## [SUPPLIED RECORDS]
● ● ● ● ●

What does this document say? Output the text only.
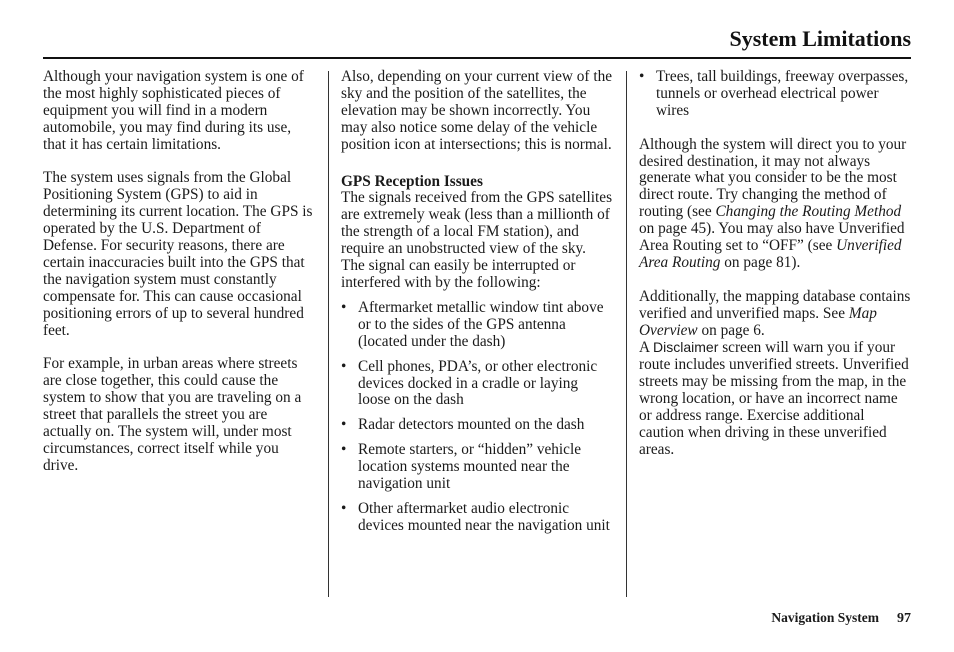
System Limitations

Although your navigation system is one of the most highly sophisticated pieces of equipment you will find in a modern automobile, you may find during its use, that it has certain limitations.

The system uses signals from the Global Positioning System (GPS) to aid in determining its current location. The GPS is operated by the U.S. Department of Defense. For security reasons, there are certain inaccuracies built into the GPS that the navigation system must constantly compensate for. This can cause occasional positioning errors of up to several hundred feet.

For example, in urban areas where streets are close together, this could cause the system to show that you are traveling on a street that parallels the street you are actually on. The system will, under most circumstances, correct itself while you drive.

Also, depending on your current view of the sky and the position of the satellites, the elevation may be shown incorrectly. You may also notice some delay of the vehicle position icon at intersections; this is normal.

GPS Reception Issues

The signals received from the GPS satellites are extremely weak (less than a millionth of the strength of a local FM station), and require an unobstructed view of the sky.

The signal can easily be interrupted or interfered with by the following:

• Aftermarket metallic window tint above or to the sides of the GPS antenna (located under the dash)
• Cell phones, PDA’s, or other electronic devices docked in a cradle or laying loose on the dash
• Radar detectors mounted on the dash
• Remote starters, or “hidden” vehicle location systems mounted near the navigation unit
• Other aftermarket audio electronic devices mounted near the navigation unit
• Trees, tall buildings, freeway overpasses, tunnels or overhead electrical power wires

Although the system will direct you to your desired destination, it may not always generate what you consider to be the most direct route. Try changing the method of routing (see Changing the Routing Method on page 45). You may also have Unverified Area Routing set to “OFF” (see Unverified Area Routing on page 81).

Additionally, the mapping database contains verified and unverified maps. See Map Overview on page 6.

A Disclaimer screen will warn you if your route includes unverified streets. Unverified streets may be missing from the map, in the wrong location, or have an incorrect name or address range. Exercise additional caution when driving in these unverified areas.

Navigation System 97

● ● ● ● ●

## [STATED TASK]
From the listing above, collect every line that mentions the word "electronic".

## [SOLUTION TO THIS EXERCISE]
• Cell phones, PDA’s, or other electronic devices docked in a cradle or laying loose on the dash
• Other aftermarket audio electronic devices mounted near the navigation unit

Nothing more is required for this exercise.